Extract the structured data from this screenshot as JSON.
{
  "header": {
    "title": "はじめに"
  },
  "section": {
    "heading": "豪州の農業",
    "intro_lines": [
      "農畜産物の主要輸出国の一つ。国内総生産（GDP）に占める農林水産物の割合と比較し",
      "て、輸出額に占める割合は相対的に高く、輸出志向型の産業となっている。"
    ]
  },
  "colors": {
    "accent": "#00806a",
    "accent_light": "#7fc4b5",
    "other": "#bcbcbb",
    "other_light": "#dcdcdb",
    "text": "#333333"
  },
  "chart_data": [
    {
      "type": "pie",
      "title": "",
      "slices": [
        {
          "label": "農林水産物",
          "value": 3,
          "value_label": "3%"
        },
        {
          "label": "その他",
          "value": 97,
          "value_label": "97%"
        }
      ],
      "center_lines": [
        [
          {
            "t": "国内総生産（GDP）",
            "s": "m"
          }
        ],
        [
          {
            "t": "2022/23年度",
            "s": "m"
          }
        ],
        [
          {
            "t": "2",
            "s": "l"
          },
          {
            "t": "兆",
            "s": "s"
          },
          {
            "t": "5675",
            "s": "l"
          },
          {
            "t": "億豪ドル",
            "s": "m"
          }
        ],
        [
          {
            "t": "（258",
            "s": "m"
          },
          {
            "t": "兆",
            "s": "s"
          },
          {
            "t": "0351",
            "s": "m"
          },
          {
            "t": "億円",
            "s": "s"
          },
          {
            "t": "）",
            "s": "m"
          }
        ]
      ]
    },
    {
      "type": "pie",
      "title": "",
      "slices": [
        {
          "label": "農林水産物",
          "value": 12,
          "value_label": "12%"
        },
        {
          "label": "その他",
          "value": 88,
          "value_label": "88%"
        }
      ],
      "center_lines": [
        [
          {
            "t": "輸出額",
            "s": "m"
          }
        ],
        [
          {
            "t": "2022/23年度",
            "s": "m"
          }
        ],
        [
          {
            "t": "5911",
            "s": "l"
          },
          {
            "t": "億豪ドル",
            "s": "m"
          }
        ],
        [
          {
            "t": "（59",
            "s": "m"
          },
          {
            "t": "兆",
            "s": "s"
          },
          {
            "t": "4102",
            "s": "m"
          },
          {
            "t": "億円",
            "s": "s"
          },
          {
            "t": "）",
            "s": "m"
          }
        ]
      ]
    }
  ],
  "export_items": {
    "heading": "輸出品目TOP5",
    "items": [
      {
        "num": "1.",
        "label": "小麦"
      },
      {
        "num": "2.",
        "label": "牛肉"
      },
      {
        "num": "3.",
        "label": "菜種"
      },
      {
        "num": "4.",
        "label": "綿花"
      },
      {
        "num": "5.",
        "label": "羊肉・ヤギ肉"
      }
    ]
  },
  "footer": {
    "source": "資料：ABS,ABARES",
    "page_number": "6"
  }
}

(Exercise instructions):
Reproduce the whole listing word for word.

(Reply to the task):
Extract the structured data from this screenshot as JSON.
{
  "header": {
    "title": "はじめに"
  },
  "section": {
    "heading": "豪州の農業",
    "intro_lines": [
      "農畜産物の主要輸出国の一つ。国内総生産（GDP）に占める農林水産物の割合と比較し",
      "て、輸出額に占める割合は相対的に高く、輸出志向型の産業となっている。"
    ]
  },
  "colors": {
    "accent": "#00806a",
    "accent_light": "#7fc4b5",
    "other": "#bcbcbb",
    "other_light": "#dcdcdb",
    "text": "#333333"
  },
  "chart_data": [
    {
      "type": "pie",
      "title": "",
      "slices": [
        {
          "label": "農林水産物",
          "value": 3,
          "value_label": "3%"
        },
        {
          "label": "その他",
          "value": 97,
          "value_label": "97%"
        }
      ],
      "center_lines": [
        [
          {
            "t": "国内総生産（GDP）",
            "s": "m"
          }
        ],
        [
          {
            "t": "2022/23年度",
            "s": "m"
          }
        ],
        [
          {
            "t": "2",
            "s": "l"
          },
          {
            "t": "兆",
            "s": "s"
          },
          {
            "t": "5675",
            "s": "l"
          },
          {
            "t": "億豪ドル",
            "s": "m"
          }
        ],
        [
          {
            "t": "（258",
            "s": "m"
          },
          {
            "t": "兆",
            "s": "s"
          },
          {
            "t": "0351",
            "s": "m"
          },
          {
            "t": "億円",
            "s": "s"
          },
          {
            "t": "）",
            "s": "m"
          }
        ]
      ]
    },
    {
      "type": "pie",
      "title": "",
      "slices": [
        {
          "label": "農林水産物",
          "value": 12,
          "value_label": "12%"
        },
        {
          "label": "その他",
          "value": 88,
          "value_label": "88%"
        }
      ],
      "center_lines": [
        [
          {
            "t": "輸出額",
            "s": "m"
          }
        ],
        [
          {
            "t": "2022/23年度",
            "s": "m"
          }
        ],
        [
          {
            "t": "5911",
            "s": "l"
          },
          {
            "t": "億豪ドル",
            "s": "m"
          }
        ],
        [
          {
            "t": "（59",
            "s": "m"
          },
          {
            "t": "兆",
            "s": "s"
          },
          {
            "t": "4102",
            "s": "m"
          },
          {
            "t": "億円",
            "s": "s"
          },
          {
            "t": "）",
            "s": "m"
          }
        ]
      ]
    }
  ],
  "export_items": {
    "heading": "輸出品目TOP5",
    "items": [
      {
        "num": "1.",
        "label": "小麦"
      },
      {
        "num": "2.",
        "label": "牛肉"
      },
      {
        "num": "3.",
        "label": "菜種"
      },
      {
        "num": "4.",
        "label": "綿花"
      },
      {
        "num": "5.",
        "label": "羊肉・ヤギ肉"
      }
    ]
  },
  "footer": {
    "source": "資料：ABS,ABARES",
    "page_number": "6"
  }
}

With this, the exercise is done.